▶ [What the task asks]: In the entries below, find every line with "image" and copy it.

— Start —

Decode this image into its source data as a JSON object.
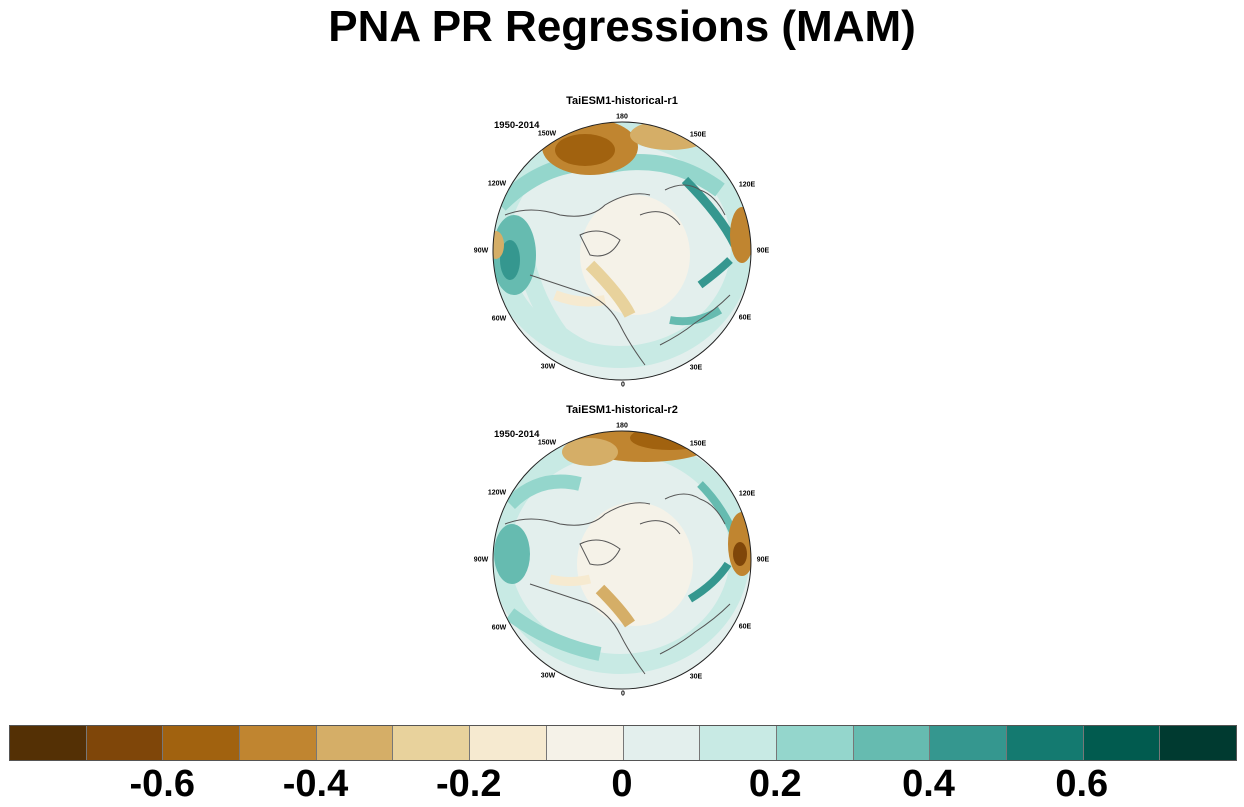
{
  "title": "PNA PR Regressions (MAM)",
  "panels": [
    {
      "model_label": "TaiESM1-historical-r1",
      "period": "1950-2014",
      "lon_labels": [
        "180",
        "150E",
        "120E",
        "90E",
        "60E",
        "30E",
        "0",
        "30W",
        "60W",
        "90W",
        "120W",
        "150W"
      ]
    },
    {
      "model_label": "TaiESM1-historical-r2",
      "period": "1950-2014",
      "lon_labels": [
        "180",
        "150E",
        "120E",
        "90E",
        "60E",
        "30E",
        "0",
        "30W",
        "60W",
        "90W",
        "120W",
        "150W"
      ]
    }
  ],
  "colorbar": {
    "colors": [
      "#543005",
      "#7f4609",
      "#a1620f",
      "#c08530",
      "#d5ae67",
      "#e8d29c",
      "#f6ead0",
      "#f5f2e8",
      "#e3efed",
      "#c8eae4",
      "#94d6cc",
      "#66bbb0",
      "#35978f",
      "#147a70",
      "#015b4f",
      "#003a30"
    ],
    "tick_labels": [
      "-0.6",
      "-0.4",
      "-0.2",
      "0",
      "0.2",
      "0.4",
      "0.6"
    ]
  }
}
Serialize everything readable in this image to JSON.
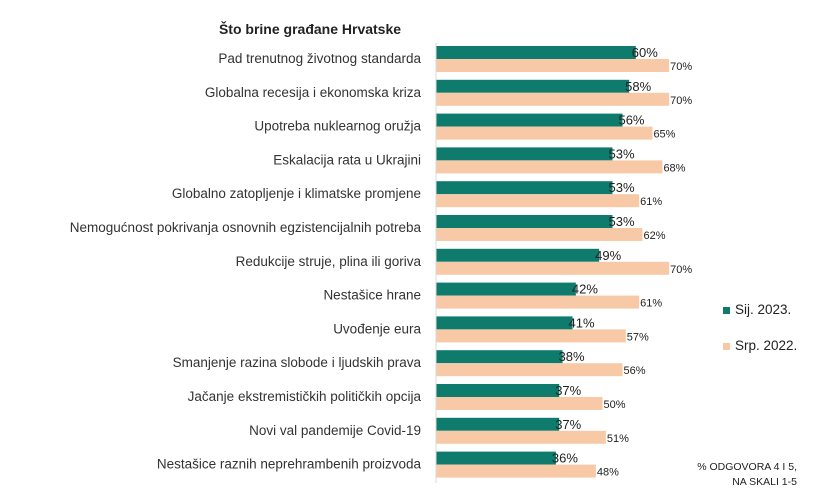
{
  "chart_data": {
    "type": "bar",
    "orientation": "horizontal",
    "title": "Što brine građane Hrvatske",
    "categories": [
      "Pad trenutnog životnog standarda",
      "Globalna recesija i ekonomska kriza",
      "Upotreba nuklearnog oružja",
      "Eskalacija rata u Ukrajini",
      "Globalno zatopljenje i klimatske promjene",
      "Nemogućnost pokrivanja osnovnih egzistencijalnih potreba",
      "Redukcije struje, plina ili goriva",
      "Nestašice hrane",
      "Uvođenje eura",
      "Smanjenje razina slobode i ljudskih prava",
      "Jačanje ekstremističkih političkih opcija",
      "Novi val pandemije Covid-19",
      "Nestašice raznih neprehrambenih proizvoda"
    ],
    "series": [
      {
        "name": "Sij. 2023.",
        "color": "#0f7b6c",
        "values": [
          60,
          58,
          56,
          53,
          53,
          53,
          49,
          42,
          41,
          38,
          37,
          37,
          36
        ]
      },
      {
        "name": "Srp. 2022.",
        "color": "#f7c9a7",
        "values": [
          70,
          70,
          65,
          68,
          61,
          62,
          70,
          61,
          57,
          56,
          50,
          51,
          48
        ]
      }
    ],
    "value_suffix": "%",
    "xlim": [
      0,
      100
    ],
    "grid": false,
    "legend": "right",
    "note": [
      "% ODGOVORA 4 I 5,",
      "NA SKALI 1-5"
    ]
  }
}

— End —

▶ [Answer for this exercise]:
Decode this image into its source data as a JSON object.
Serialize everything readable in this image to JSON.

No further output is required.